───── Provided data ─────

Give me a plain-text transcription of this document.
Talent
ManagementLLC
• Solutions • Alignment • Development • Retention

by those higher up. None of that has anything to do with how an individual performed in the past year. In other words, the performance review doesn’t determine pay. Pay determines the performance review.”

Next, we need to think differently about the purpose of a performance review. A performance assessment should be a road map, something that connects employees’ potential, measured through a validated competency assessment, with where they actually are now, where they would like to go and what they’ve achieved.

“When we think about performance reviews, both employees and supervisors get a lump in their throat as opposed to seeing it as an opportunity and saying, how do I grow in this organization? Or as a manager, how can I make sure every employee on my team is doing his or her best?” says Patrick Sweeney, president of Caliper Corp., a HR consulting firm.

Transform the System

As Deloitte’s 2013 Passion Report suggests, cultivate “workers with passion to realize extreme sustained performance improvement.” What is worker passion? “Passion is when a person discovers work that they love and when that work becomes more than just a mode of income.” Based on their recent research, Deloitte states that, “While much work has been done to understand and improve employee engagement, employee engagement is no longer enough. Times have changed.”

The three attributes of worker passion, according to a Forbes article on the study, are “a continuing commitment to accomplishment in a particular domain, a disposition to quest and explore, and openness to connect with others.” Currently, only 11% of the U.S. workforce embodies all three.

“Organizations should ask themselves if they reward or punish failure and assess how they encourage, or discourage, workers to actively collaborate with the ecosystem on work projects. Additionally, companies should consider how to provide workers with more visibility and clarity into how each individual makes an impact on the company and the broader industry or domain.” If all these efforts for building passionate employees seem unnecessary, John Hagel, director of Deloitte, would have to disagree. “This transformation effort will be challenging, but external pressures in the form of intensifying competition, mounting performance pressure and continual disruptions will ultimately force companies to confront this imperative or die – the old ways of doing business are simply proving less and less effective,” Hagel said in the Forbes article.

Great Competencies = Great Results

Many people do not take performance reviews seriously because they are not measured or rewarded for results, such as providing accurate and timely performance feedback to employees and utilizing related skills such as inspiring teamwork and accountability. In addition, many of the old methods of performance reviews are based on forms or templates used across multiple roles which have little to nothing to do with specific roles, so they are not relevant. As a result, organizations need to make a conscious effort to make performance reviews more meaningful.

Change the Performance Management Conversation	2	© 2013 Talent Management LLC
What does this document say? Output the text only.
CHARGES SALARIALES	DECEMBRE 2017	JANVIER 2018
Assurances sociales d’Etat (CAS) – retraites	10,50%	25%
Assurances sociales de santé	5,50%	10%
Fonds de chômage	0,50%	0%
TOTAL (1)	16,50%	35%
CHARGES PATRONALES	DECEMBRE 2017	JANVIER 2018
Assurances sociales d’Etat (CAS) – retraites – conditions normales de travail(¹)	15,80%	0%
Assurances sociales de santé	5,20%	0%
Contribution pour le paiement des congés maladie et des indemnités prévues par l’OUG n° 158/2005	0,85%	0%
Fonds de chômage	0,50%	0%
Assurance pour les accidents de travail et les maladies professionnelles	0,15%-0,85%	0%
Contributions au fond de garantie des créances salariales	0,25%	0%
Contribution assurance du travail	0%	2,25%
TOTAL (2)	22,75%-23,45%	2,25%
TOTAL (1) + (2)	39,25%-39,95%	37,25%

─────

* _Task directions_
Beginning at the line where "What does this" appears, extract each line through the end of the data above; keep them exact and include nothing else.

* _Reply_
What does this document say? Output the text only.
CHARGES SALARIALES	DECEMBRE 2017	JANVIER 2018
Assurances sociales d’Etat (CAS) – retraites	10,50%	25%
Assurances sociales de santé	5,50%	10%
Fonds de chômage	0,50%	0%
TOTAL (1)	16,50%	35%
CHARGES PATRONALES	DECEMBRE 2017	JANVIER 2018
Assurances sociales d’Etat (CAS) – retraites – conditions normales de travail(¹)	15,80%	0%
Assurances sociales de santé	5,20%	0%
Contribution pour le paiement des congés maladie et des indemnités prévues par l’OUG n° 158/2005	0,85%	0%
Fonds de chômage	0,50%	0%
Assurance pour les accidents de travail et les maladies professionnelles	0,15%-0,85%	0%
Contributions au fond de garantie des créances salariales	0,25%	0%
Contribution assurance du travail	0%	2,25%
TOTAL (2)	22,75%-23,45%	2,25%
TOTAL (1) + (2)	39,25%-39,95%	37,25%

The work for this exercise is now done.